[Coordinate annotation records]
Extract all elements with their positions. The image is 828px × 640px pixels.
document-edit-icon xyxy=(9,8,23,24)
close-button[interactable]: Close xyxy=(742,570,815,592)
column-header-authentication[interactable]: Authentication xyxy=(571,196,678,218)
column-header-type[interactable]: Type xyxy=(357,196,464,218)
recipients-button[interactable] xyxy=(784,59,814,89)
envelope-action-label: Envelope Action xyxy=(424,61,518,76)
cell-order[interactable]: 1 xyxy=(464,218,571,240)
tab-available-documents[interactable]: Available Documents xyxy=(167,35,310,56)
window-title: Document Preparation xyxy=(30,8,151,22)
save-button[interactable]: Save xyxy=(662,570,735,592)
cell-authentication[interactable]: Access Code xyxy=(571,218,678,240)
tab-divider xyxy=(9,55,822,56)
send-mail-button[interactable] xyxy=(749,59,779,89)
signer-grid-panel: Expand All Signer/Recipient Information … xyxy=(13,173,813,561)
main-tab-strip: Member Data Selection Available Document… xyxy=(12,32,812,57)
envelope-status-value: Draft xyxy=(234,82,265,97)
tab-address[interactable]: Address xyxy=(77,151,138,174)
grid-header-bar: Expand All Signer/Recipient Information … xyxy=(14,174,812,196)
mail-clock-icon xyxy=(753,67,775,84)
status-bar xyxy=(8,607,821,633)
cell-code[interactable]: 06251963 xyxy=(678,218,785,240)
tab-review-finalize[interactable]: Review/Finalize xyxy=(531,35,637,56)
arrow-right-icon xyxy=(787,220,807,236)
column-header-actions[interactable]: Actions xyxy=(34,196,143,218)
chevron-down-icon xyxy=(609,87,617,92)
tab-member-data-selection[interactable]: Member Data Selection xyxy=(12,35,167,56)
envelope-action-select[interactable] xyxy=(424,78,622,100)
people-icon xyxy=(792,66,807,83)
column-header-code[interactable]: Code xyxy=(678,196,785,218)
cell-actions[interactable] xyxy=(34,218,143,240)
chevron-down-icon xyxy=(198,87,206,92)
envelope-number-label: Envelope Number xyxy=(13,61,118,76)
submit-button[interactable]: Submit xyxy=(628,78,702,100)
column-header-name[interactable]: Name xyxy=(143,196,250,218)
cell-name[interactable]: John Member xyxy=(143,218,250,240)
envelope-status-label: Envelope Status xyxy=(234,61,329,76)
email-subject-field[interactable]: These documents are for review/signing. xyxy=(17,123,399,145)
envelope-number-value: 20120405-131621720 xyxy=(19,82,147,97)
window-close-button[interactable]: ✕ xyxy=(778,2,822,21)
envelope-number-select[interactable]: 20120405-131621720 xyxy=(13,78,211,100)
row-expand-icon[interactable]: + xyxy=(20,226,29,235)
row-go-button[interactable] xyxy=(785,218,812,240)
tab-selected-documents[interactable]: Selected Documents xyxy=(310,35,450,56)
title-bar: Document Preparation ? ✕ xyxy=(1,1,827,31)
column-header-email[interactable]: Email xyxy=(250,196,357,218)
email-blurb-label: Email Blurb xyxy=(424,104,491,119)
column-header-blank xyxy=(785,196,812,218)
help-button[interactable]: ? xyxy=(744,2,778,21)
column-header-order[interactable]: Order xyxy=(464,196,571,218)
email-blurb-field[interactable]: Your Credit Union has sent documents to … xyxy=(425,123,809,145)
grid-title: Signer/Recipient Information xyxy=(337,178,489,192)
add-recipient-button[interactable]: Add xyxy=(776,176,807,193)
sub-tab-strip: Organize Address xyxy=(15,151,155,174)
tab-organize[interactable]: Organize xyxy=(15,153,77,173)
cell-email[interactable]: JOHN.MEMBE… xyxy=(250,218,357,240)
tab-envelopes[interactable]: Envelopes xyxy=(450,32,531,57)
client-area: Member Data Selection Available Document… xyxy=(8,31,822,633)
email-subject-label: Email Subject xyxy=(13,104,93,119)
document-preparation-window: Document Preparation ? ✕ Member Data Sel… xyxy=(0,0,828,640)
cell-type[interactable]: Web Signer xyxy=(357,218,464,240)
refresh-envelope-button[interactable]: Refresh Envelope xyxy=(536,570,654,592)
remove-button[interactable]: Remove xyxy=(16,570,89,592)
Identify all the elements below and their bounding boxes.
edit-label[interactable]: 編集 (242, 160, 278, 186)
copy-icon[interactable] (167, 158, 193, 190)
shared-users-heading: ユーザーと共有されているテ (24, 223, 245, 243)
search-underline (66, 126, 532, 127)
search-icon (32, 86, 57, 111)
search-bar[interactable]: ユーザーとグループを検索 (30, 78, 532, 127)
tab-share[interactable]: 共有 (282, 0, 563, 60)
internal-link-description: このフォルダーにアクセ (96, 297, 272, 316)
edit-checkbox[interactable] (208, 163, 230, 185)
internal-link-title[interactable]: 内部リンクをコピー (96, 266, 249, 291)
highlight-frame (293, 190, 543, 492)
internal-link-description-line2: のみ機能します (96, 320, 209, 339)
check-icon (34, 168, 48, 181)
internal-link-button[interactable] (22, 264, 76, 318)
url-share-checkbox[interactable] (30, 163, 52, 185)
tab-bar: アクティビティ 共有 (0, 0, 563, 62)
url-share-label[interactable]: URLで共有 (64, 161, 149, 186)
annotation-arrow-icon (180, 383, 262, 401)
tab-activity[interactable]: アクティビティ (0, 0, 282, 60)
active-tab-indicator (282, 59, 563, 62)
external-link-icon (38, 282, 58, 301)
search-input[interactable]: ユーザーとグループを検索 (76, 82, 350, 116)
==
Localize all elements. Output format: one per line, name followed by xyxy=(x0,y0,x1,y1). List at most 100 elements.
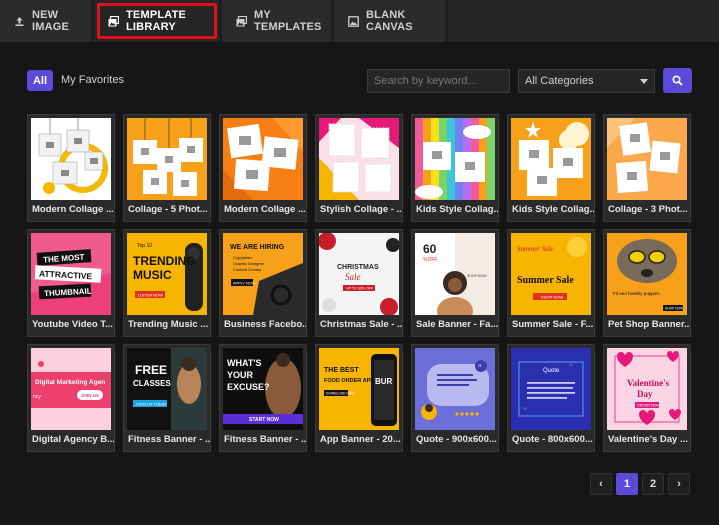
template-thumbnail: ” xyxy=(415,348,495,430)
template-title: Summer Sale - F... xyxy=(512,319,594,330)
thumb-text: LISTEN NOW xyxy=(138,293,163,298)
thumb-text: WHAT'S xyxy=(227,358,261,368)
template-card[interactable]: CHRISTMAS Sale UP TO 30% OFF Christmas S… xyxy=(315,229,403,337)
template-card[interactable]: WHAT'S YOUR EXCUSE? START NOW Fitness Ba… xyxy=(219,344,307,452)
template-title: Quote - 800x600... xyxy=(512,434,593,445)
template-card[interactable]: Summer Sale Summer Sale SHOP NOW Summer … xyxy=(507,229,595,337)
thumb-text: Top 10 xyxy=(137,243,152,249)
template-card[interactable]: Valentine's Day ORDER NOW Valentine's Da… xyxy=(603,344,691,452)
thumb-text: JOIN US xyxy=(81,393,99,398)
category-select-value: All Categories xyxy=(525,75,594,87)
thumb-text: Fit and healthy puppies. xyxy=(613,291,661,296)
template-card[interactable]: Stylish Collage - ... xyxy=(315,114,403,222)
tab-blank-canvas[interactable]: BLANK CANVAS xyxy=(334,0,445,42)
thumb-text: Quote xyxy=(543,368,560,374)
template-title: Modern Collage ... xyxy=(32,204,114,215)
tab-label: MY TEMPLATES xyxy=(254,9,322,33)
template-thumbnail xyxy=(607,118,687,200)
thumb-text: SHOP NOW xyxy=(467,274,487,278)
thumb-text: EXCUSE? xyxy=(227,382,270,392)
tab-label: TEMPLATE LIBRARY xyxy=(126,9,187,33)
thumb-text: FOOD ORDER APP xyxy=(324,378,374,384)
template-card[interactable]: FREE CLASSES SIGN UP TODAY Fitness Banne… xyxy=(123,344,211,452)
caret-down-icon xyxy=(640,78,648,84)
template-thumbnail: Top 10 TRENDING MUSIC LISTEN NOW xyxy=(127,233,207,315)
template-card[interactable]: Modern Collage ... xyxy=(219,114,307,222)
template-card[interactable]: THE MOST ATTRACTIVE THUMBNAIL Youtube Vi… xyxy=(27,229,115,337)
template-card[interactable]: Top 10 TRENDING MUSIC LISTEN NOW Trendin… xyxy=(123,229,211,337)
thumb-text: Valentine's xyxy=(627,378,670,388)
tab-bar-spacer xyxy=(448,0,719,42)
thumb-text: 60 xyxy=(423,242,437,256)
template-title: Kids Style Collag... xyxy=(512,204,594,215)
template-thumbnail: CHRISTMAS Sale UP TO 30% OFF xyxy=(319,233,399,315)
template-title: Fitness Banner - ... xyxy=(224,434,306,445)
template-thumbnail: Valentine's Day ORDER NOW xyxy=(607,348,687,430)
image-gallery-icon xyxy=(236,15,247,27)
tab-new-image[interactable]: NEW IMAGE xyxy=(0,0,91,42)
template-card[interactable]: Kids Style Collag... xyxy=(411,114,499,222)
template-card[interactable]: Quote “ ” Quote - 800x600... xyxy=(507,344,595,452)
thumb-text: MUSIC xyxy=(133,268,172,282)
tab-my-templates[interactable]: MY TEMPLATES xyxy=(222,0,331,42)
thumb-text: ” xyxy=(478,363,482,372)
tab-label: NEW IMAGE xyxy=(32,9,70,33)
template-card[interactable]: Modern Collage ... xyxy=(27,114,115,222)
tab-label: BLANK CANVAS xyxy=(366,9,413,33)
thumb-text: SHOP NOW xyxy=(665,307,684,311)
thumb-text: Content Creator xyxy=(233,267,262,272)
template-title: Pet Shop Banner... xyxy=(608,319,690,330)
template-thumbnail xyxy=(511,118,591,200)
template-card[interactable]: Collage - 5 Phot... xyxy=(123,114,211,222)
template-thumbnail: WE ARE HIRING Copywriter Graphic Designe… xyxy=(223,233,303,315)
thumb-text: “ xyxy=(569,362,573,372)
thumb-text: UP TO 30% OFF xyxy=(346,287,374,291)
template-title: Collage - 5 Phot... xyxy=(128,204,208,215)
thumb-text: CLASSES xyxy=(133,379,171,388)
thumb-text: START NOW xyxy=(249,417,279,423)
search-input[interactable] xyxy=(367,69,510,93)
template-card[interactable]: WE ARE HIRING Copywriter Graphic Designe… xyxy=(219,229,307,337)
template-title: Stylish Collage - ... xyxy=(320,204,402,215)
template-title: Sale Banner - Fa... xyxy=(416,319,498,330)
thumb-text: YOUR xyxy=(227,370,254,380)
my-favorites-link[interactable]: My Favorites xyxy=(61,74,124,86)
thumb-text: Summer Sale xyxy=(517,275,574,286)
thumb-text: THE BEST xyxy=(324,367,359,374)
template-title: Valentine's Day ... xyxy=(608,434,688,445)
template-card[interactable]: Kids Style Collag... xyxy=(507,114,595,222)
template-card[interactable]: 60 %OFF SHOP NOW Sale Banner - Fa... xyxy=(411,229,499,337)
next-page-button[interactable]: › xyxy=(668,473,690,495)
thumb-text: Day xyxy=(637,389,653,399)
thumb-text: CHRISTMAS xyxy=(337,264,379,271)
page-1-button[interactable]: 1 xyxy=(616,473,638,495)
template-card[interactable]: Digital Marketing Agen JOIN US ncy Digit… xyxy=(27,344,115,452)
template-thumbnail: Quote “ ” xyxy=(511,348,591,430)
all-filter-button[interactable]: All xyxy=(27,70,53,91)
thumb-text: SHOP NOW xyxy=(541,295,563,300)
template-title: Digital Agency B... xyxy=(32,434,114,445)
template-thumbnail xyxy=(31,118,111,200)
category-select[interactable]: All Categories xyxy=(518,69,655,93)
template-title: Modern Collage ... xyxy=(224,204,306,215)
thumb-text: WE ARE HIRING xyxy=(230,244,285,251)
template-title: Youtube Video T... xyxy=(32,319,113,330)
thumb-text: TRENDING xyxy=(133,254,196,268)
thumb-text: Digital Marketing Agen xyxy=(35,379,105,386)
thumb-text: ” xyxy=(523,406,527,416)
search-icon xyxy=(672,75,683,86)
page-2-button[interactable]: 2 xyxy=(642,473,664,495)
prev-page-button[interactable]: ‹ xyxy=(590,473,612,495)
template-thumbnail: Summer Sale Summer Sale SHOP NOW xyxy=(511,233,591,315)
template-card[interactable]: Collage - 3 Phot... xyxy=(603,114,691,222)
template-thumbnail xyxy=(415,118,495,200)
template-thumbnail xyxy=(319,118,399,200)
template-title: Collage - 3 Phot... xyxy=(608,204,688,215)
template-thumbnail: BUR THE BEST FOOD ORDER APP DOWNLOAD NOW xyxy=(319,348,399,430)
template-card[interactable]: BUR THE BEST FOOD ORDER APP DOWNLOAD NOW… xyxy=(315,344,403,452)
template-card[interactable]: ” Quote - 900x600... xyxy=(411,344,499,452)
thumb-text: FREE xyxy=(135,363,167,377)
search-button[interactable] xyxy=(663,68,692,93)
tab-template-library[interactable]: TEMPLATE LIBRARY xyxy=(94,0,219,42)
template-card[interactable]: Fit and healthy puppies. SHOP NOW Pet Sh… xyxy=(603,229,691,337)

#### [Task statement]
Which lines in the listing above contain the string "BEST"? Locate each one and copy it out in full.

#### [Solution for this problem]
thumb-text: THE BEST xyxy=(324,367,359,374)
template-thumbnail: BUR THE BEST FOOD ORDER APP DOWNLOAD NOW xyxy=(319,348,399,430)
template-card[interactable]: BUR THE BEST FOOD ORDER APP DOWNLOAD NOW… xyxy=(315,344,403,452)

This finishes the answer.